_Data lines_
○ ○ ○ ○ ○
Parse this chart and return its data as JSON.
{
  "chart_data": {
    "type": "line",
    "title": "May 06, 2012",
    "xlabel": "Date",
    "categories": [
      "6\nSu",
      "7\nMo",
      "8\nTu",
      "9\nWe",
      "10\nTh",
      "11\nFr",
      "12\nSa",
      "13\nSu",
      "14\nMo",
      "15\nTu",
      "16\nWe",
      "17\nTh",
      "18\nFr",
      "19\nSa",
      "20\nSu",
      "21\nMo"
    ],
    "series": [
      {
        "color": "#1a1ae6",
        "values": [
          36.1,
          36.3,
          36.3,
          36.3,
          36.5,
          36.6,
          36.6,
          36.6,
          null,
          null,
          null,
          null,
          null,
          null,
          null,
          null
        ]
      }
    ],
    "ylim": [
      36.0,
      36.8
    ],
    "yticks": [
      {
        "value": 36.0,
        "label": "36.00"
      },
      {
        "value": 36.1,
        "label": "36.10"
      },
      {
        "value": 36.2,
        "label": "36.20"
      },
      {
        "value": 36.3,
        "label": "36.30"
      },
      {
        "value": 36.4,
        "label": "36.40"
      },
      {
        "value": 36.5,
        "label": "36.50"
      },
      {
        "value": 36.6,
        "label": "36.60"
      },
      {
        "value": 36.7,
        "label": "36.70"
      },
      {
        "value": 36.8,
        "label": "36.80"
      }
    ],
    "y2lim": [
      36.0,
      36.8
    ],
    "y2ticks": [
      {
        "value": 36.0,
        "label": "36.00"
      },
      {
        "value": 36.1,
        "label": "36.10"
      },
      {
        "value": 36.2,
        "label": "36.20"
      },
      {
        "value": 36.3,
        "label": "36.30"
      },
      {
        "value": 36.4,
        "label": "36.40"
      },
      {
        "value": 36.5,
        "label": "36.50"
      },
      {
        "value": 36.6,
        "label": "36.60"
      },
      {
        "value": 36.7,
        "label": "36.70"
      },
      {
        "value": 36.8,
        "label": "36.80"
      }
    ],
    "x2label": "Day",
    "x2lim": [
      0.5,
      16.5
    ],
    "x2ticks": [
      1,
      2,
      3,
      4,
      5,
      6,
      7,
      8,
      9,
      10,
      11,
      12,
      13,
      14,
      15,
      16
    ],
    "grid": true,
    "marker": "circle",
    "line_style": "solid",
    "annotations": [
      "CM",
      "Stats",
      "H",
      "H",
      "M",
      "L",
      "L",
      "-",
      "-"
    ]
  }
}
○ ○ ○ ○ ○
_Required task_
Exactly as shown, repeat every record.

_Response_
Parse this chart and return its data as JSON.
{
  "chart_data": {
    "type": "line",
    "title": "May 06, 2012",
    "xlabel": "Date",
    "categories": [
      "6\nSu",
      "7\nMo",
      "8\nTu",
      "9\nWe",
      "10\nTh",
      "11\nFr",
      "12\nSa",
      "13\nSu",
      "14\nMo",
      "15\nTu",
      "16\nWe",
      "17\nTh",
      "18\nFr",
      "19\nSa",
      "20\nSu",
      "21\nMo"
    ],
    "series": [
      {
        "color": "#1a1ae6",
        "values": [
          36.1,
          36.3,
          36.3,
          36.3,
          36.5,
          36.6,
          36.6,
          36.6,
          null,
          null,
          null,
          null,
          null,
          null,
          null,
          null
        ]
      }
    ],
    "ylim": [
      36.0,
      36.8
    ],
    "yticks": [
      {
        "value": 36.0,
        "label": "36.00"
      },
      {
        "value": 36.1,
        "label": "36.10"
      },
      {
        "value": 36.2,
        "label": "36.20"
      },
      {
        "value": 36.3,
        "label": "36.30"
      },
      {
        "value": 36.4,
        "label": "36.40"
      },
      {
        "value": 36.5,
        "label": "36.50"
      },
      {
        "value": 36.6,
        "label": "36.60"
      },
      {
        "value": 36.7,
        "label": "36.70"
      },
      {
        "value": 36.8,
        "label": "36.80"
      }
    ],
    "y2lim": [
      36.0,
      36.8
    ],
    "y2ticks": [
      {
        "value": 36.0,
        "label": "36.00"
      },
      {
        "value": 36.1,
        "label": "36.10"
      },
      {
        "value": 36.2,
        "label": "36.20"
      },
      {
        "value": 36.3,
        "label": "36.30"
      },
      {
        "value": 36.4,
        "label": "36.40"
      },
      {
        "value": 36.5,
        "label": "36.50"
      },
      {
        "value": 36.6,
        "label": "36.60"
      },
      {
        "value": 36.7,
        "label": "36.70"
      },
      {
        "value": 36.8,
        "label": "36.80"
      }
    ],
    "x2label": "Day",
    "x2lim": [
      0.5,
      16.5
    ],
    "x2ticks": [
      1,
      2,
      3,
      4,
      5,
      6,
      7,
      8,
      9,
      10,
      11,
      12,
      13,
      14,
      15,
      16
    ],
    "grid": true,
    "marker": "circle",
    "line_style": "solid",
    "annotations": [
      "CM",
      "Stats",
      "H",
      "H",
      "M",
      "L",
      "L",
      "-",
      "-"
    ]
  }
}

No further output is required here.